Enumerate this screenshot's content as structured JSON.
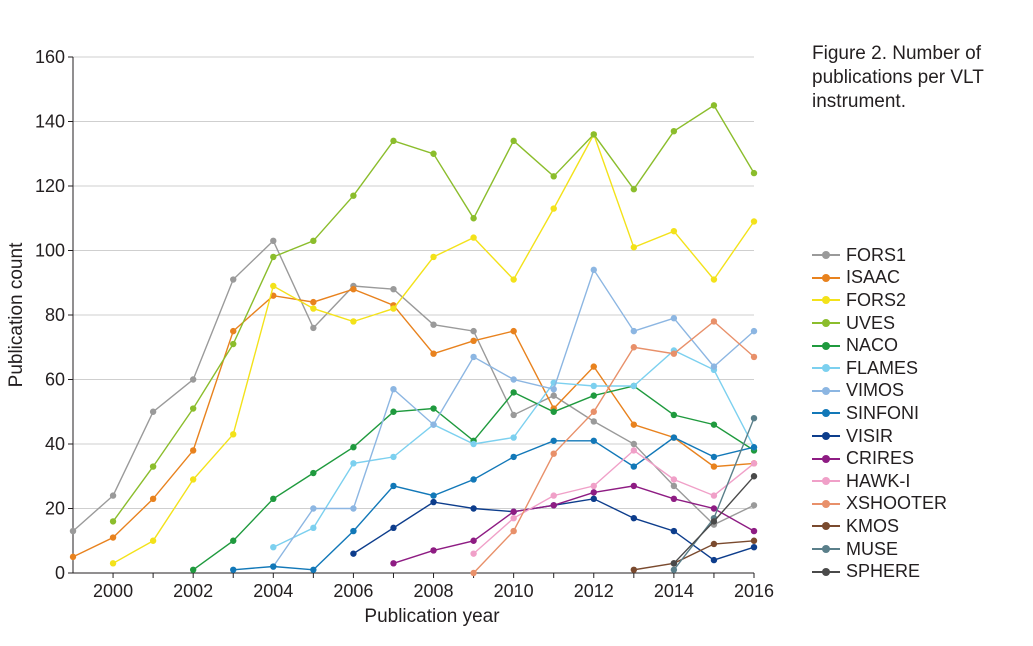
{
  "caption": {
    "label": "Figure 2.",
    "text": "Number of publications per VLT instrument."
  },
  "chart_data": {
    "type": "line",
    "xlabel": "Publication year",
    "ylabel": "Publication count",
    "xlim": [
      1999,
      2016
    ],
    "ylim": [
      0,
      160
    ],
    "xticks": [
      2000,
      2002,
      2004,
      2006,
      2008,
      2010,
      2012,
      2014,
      2016
    ],
    "yticks": [
      0,
      20,
      40,
      60,
      80,
      100,
      120,
      140,
      160
    ],
    "grid": "horizontal",
    "legend_position": "right",
    "series": [
      {
        "name": "FORS1",
        "color": "#9a9a9a",
        "x": [
          1999,
          2000,
          2001,
          2002,
          2003,
          2004,
          2005,
          2006,
          2007,
          2008,
          2009,
          2010,
          2011,
          2012,
          2013,
          2014,
          2015,
          2016
        ],
        "y": [
          13,
          24,
          50,
          60,
          91,
          103,
          76,
          89,
          88,
          77,
          75,
          49,
          55,
          47,
          40,
          27,
          15,
          21
        ]
      },
      {
        "name": "ISAAC",
        "color": "#e8821e",
        "x": [
          1999,
          2000,
          2001,
          2002,
          2003,
          2004,
          2005,
          2006,
          2007,
          2008,
          2009,
          2010,
          2011,
          2012,
          2013,
          2014,
          2015,
          2016
        ],
        "y": [
          5,
          11,
          23,
          38,
          75,
          86,
          84,
          88,
          83,
          68,
          72,
          75,
          51,
          64,
          46,
          42,
          33,
          34
        ]
      },
      {
        "name": "FORS2",
        "color": "#f3e21a",
        "x": [
          2000,
          2001,
          2002,
          2003,
          2004,
          2005,
          2006,
          2007,
          2008,
          2009,
          2010,
          2011,
          2012,
          2013,
          2014,
          2015,
          2016
        ],
        "y": [
          3,
          10,
          29,
          43,
          89,
          82,
          78,
          82,
          98,
          104,
          91,
          113,
          136,
          101,
          106,
          91,
          109
        ]
      },
      {
        "name": "UVES",
        "color": "#8bbd2c",
        "x": [
          2000,
          2001,
          2002,
          2003,
          2004,
          2005,
          2006,
          2007,
          2008,
          2009,
          2010,
          2011,
          2012,
          2013,
          2014,
          2015,
          2016
        ],
        "y": [
          16,
          33,
          51,
          71,
          98,
          103,
          117,
          134,
          130,
          110,
          134,
          123,
          136,
          119,
          137,
          145,
          124
        ]
      },
      {
        "name": "NACO",
        "color": "#1f9a3e",
        "x": [
          2002,
          2003,
          2004,
          2005,
          2006,
          2007,
          2008,
          2009,
          2010,
          2011,
          2012,
          2013,
          2014,
          2015,
          2016
        ],
        "y": [
          1,
          10,
          23,
          31,
          39,
          50,
          51,
          41,
          56,
          50,
          55,
          58,
          49,
          46,
          38
        ]
      },
      {
        "name": "FLAMES",
        "color": "#7cd0ef",
        "x": [
          2004,
          2005,
          2006,
          2007,
          2008,
          2009,
          2010,
          2011,
          2012,
          2013,
          2014,
          2015,
          2016
        ],
        "y": [
          8,
          14,
          34,
          36,
          46,
          40,
          42,
          59,
          58,
          58,
          69,
          63,
          39
        ]
      },
      {
        "name": "VIMOS",
        "color": "#8cb6e2",
        "x": [
          2004,
          2005,
          2006,
          2007,
          2008,
          2009,
          2010,
          2011,
          2012,
          2013,
          2014,
          2015,
          2016
        ],
        "y": [
          2,
          20,
          20,
          57,
          46,
          67,
          60,
          57,
          94,
          75,
          79,
          64,
          75
        ]
      },
      {
        "name": "SINFONI",
        "color": "#1278b8",
        "x": [
          2003,
          2004,
          2005,
          2006,
          2007,
          2008,
          2009,
          2010,
          2011,
          2012,
          2013,
          2014,
          2015,
          2016
        ],
        "y": [
          1,
          2,
          1,
          13,
          27,
          24,
          29,
          36,
          41,
          41,
          33,
          42,
          36,
          39
        ]
      },
      {
        "name": "VISIR",
        "color": "#0d3d8c",
        "x": [
          2006,
          2007,
          2008,
          2009,
          2010,
          2011,
          2012,
          2013,
          2014,
          2015,
          2016
        ],
        "y": [
          6,
          14,
          22,
          20,
          19,
          21,
          23,
          17,
          13,
          4,
          8
        ]
      },
      {
        "name": "CRIRES",
        "color": "#8e1c83",
        "x": [
          2007,
          2008,
          2009,
          2010,
          2011,
          2012,
          2013,
          2014,
          2015,
          2016
        ],
        "y": [
          3,
          7,
          10,
          19,
          21,
          25,
          27,
          23,
          20,
          13
        ]
      },
      {
        "name": "HAWK-I",
        "color": "#f0a0c8",
        "x": [
          2009,
          2010,
          2011,
          2012,
          2013,
          2014,
          2015,
          2016
        ],
        "y": [
          6,
          17,
          24,
          27,
          38,
          29,
          24,
          34
        ]
      },
      {
        "name": "XSHOOTER",
        "color": "#e8906a",
        "x": [
          2009,
          2010,
          2011,
          2012,
          2013,
          2014,
          2015,
          2016
        ],
        "y": [
          0,
          13,
          37,
          50,
          70,
          68,
          78,
          67
        ]
      },
      {
        "name": "KMOS",
        "color": "#7a4a2e",
        "x": [
          2013,
          2014,
          2015,
          2016
        ],
        "y": [
          1,
          3,
          9,
          10
        ]
      },
      {
        "name": "MUSE",
        "color": "#5a7f8a",
        "x": [
          2014,
          2015,
          2016
        ],
        "y": [
          1,
          17,
          48
        ]
      },
      {
        "name": "SPHERE",
        "color": "#4a4a4a",
        "x": [
          2014,
          2015,
          2016
        ],
        "y": [
          3,
          16,
          30
        ]
      }
    ]
  }
}
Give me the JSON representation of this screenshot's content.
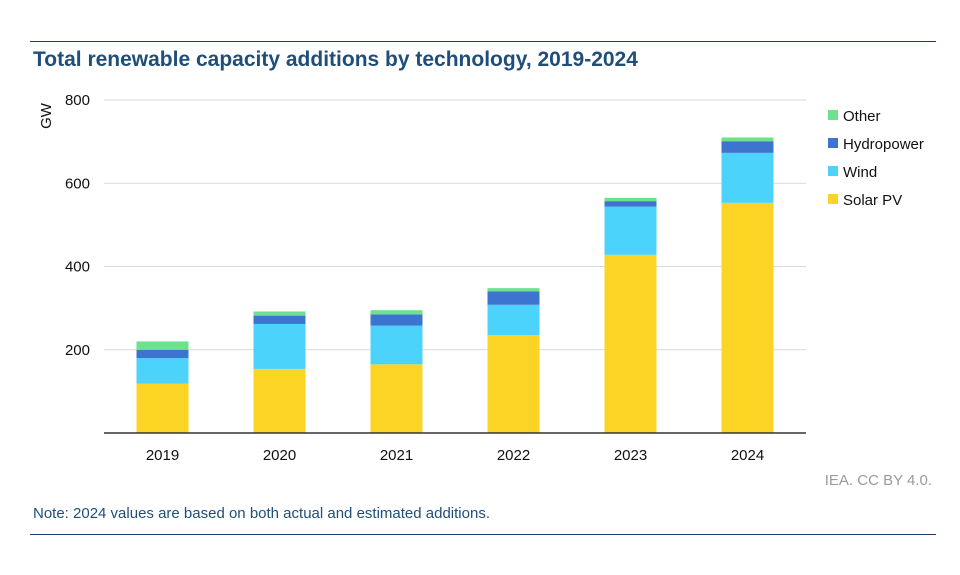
{
  "colors": {
    "Solar PV": "#fcd423",
    "Wind": "#4cd3fb",
    "Hydropower": "#3d74cf",
    "Other": "#6de28c"
  },
  "chart_data": {
    "type": "bar",
    "stacked": true,
    "title": "Total renewable capacity additions by technology, 2019-2024",
    "xlabel": "",
    "ylabel": "GW",
    "ylim": [
      0,
      800
    ],
    "yticks": [
      200,
      400,
      600,
      800
    ],
    "grid": true,
    "legend_position": "right",
    "categories": [
      "2019",
      "2020",
      "2021",
      "2022",
      "2023",
      "2024"
    ],
    "series": [
      {
        "name": "Solar PV",
        "values": [
          119,
          154,
          165,
          235,
          428,
          553
        ]
      },
      {
        "name": "Wind",
        "values": [
          61,
          108,
          93,
          73,
          116,
          120
        ]
      },
      {
        "name": "Hydropower",
        "values": [
          20,
          20,
          27,
          32,
          13,
          28
        ]
      },
      {
        "name": "Other",
        "values": [
          20,
          10,
          10,
          8,
          8,
          9
        ]
      }
    ],
    "legend_order": [
      "Other",
      "Hydropower",
      "Wind",
      "Solar PV"
    ]
  },
  "note": "Note: 2024 values are based on both actual and estimated additions.",
  "credit": "IEA. CC BY 4.0."
}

**Exercise objective**
Leave out the pictures and output every record above precisely as given.

**Completed task**
Enumerate this screenshot's content as structured JSON.
{
  "caption": {
    "label": "Figure 2.",
    "text": "Number of publications per VLT instrument."
  },
  "chart_data": {
    "type": "line",
    "xlabel": "Publication year",
    "ylabel": "Publication count",
    "xlim": [
      1999,
      2016
    ],
    "ylim": [
      0,
      160
    ],
    "xticks": [
      2000,
      2002,
      2004,
      2006,
      2008,
      2010,
      2012,
      2014,
      2016
    ],
    "yticks": [
      0,
      20,
      40,
      60,
      80,
      100,
      120,
      140,
      160
    ],
    "grid": "horizontal",
    "legend_position": "right",
    "series": [
      {
        "name": "FORS1",
        "color": "#9a9a9a",
        "x": [
          1999,
          2000,
          2001,
          2002,
          2003,
          2004,
          2005,
          2006,
          2007,
          2008,
          2009,
          2010,
          2011,
          2012,
          2013,
          2014,
          2015,
          2016
        ],
        "y": [
          13,
          24,
          50,
          60,
          91,
          103,
          76,
          89,
          88,
          77,
          75,
          49,
          55,
          47,
          40,
          27,
          15,
          21
        ]
      },
      {
        "name": "ISAAC",
        "color": "#e8821e",
        "x": [
          1999,
          2000,
          2001,
          2002,
          2003,
          2004,
          2005,
          2006,
          2007,
          2008,
          2009,
          2010,
          2011,
          2012,
          2013,
          2014,
          2015,
          2016
        ],
        "y": [
          5,
          11,
          23,
          38,
          75,
          86,
          84,
          88,
          83,
          68,
          72,
          75,
          51,
          64,
          46,
          42,
          33,
          34
        ]
      },
      {
        "name": "FORS2",
        "color": "#f3e21a",
        "x": [
          2000,
          2001,
          2002,
          2003,
          2004,
          2005,
          2006,
          2007,
          2008,
          2009,
          2010,
          2011,
          2012,
          2013,
          2014,
          2015,
          2016
        ],
        "y": [
          3,
          10,
          29,
          43,
          89,
          82,
          78,
          82,
          98,
          104,
          91,
          113,
          136,
          101,
          106,
          91,
          109
        ]
      },
      {
        "name": "UVES",
        "color": "#8bbd2c",
        "x": [
          2000,
          2001,
          2002,
          2003,
          2004,
          2005,
          2006,
          2007,
          2008,
          2009,
          2010,
          2011,
          2012,
          2013,
          2014,
          2015,
          2016
        ],
        "y": [
          16,
          33,
          51,
          71,
          98,
          103,
          117,
          134,
          130,
          110,
          134,
          123,
          136,
          119,
          137,
          145,
          124
        ]
      },
      {
        "name": "NACO",
        "color": "#1f9a3e",
        "x": [
          2002,
          2003,
          2004,
          2005,
          2006,
          2007,
          2008,
          2009,
          2010,
          2011,
          2012,
          2013,
          2014,
          2015,
          2016
        ],
        "y": [
          1,
          10,
          23,
          31,
          39,
          50,
          51,
          41,
          56,
          50,
          55,
          58,
          49,
          46,
          38
        ]
      },
      {
        "name": "FLAMES",
        "color": "#7cd0ef",
        "x": [
          2004,
          2005,
          2006,
          2007,
          2008,
          2009,
          2010,
          2011,
          2012,
          2013,
          2014,
          2015,
          2016
        ],
        "y": [
          8,
          14,
          34,
          36,
          46,
          40,
          42,
          59,
          58,
          58,
          69,
          63,
          39
        ]
      },
      {
        "name": "VIMOS",
        "color": "#8cb6e2",
        "x": [
          2004,
          2005,
          2006,
          2007,
          2008,
          2009,
          2010,
          2011,
          2012,
          2013,
          2014,
          2015,
          2016
        ],
        "y": [
          2,
          20,
          20,
          57,
          46,
          67,
          60,
          57,
          94,
          75,
          79,
          64,
          75
        ]
      },
      {
        "name": "SINFONI",
        "color": "#1278b8",
        "x": [
          2003,
          2004,
          2005,
          2006,
          2007,
          2008,
          2009,
          2010,
          2011,
          2012,
          2013,
          2014,
          2015,
          2016
        ],
        "y": [
          1,
          2,
          1,
          13,
          27,
          24,
          29,
          36,
          41,
          41,
          33,
          42,
          36,
          39
        ]
      },
      {
        "name": "VISIR",
        "color": "#0d3d8c",
        "x": [
          2006,
          2007,
          2008,
          2009,
          2010,
          2011,
          2012,
          2013,
          2014,
          2015,
          2016
        ],
        "y": [
          6,
          14,
          22,
          20,
          19,
          21,
          23,
          17,
          13,
          4,
          8
        ]
      },
      {
        "name": "CRIRES",
        "color": "#8e1c83",
        "x": [
          2007,
          2008,
          2009,
          2010,
          2011,
          2012,
          2013,
          2014,
          2015,
          2016
        ],
        "y": [
          3,
          7,
          10,
          19,
          21,
          25,
          27,
          23,
          20,
          13
        ]
      },
      {
        "name": "HAWK-I",
        "color": "#f0a0c8",
        "x": [
          2009,
          2010,
          2011,
          2012,
          2013,
          2014,
          2015,
          2016
        ],
        "y": [
          6,
          17,
          24,
          27,
          38,
          29,
          24,
          34
        ]
      },
      {
        "name": "XSHOOTER",
        "color": "#e8906a",
        "x": [
          2009,
          2010,
          2011,
          2012,
          2013,
          2014,
          2015,
          2016
        ],
        "y": [
          0,
          13,
          37,
          50,
          70,
          68,
          78,
          67
        ]
      },
      {
        "name": "KMOS",
        "color": "#7a4a2e",
        "x": [
          2013,
          2014,
          2015,
          2016
        ],
        "y": [
          1,
          3,
          9,
          10
        ]
      },
      {
        "name": "MUSE",
        "color": "#5a7f8a",
        "x": [
          2014,
          2015,
          2016
        ],
        "y": [
          1,
          17,
          48
        ]
      },
      {
        "name": "SPHERE",
        "color": "#4a4a4a",
        "x": [
          2014,
          2015,
          2016
        ],
        "y": [
          3,
          16,
          30
        ]
      }
    ]
  }
}
Give me the JSON representation of this screenshot's content.
{
  "colors": {
    "Solar PV": "#fcd423",
    "Wind": "#4cd3fb",
    "Hydropower": "#3d74cf",
    "Other": "#6de28c"
  },
  "chart_data": {
    "type": "bar",
    "stacked": true,
    "title": "Total renewable capacity additions by technology, 2019-2024",
    "xlabel": "",
    "ylabel": "GW",
    "ylim": [
      0,
      800
    ],
    "yticks": [
      200,
      400,
      600,
      800
    ],
    "grid": true,
    "legend_position": "right",
    "categories": [
      "2019",
      "2020",
      "2021",
      "2022",
      "2023",
      "2024"
    ],
    "series": [
      {
        "name": "Solar PV",
        "values": [
          119,
          154,
          165,
          235,
          428,
          553
        ]
      },
      {
        "name": "Wind",
        "values": [
          61,
          108,
          93,
          73,
          116,
          120
        ]
      },
      {
        "name": "Hydropower",
        "values": [
          20,
          20,
          27,
          32,
          13,
          28
        ]
      },
      {
        "name": "Other",
        "values": [
          20,
          10,
          10,
          8,
          8,
          9
        ]
      }
    ],
    "legend_order": [
      "Other",
      "Hydropower",
      "Wind",
      "Solar PV"
    ]
  },
  "note": "Note: 2024 values are based on both actual and estimated additions.",
  "credit": "IEA. CC BY 4.0."
}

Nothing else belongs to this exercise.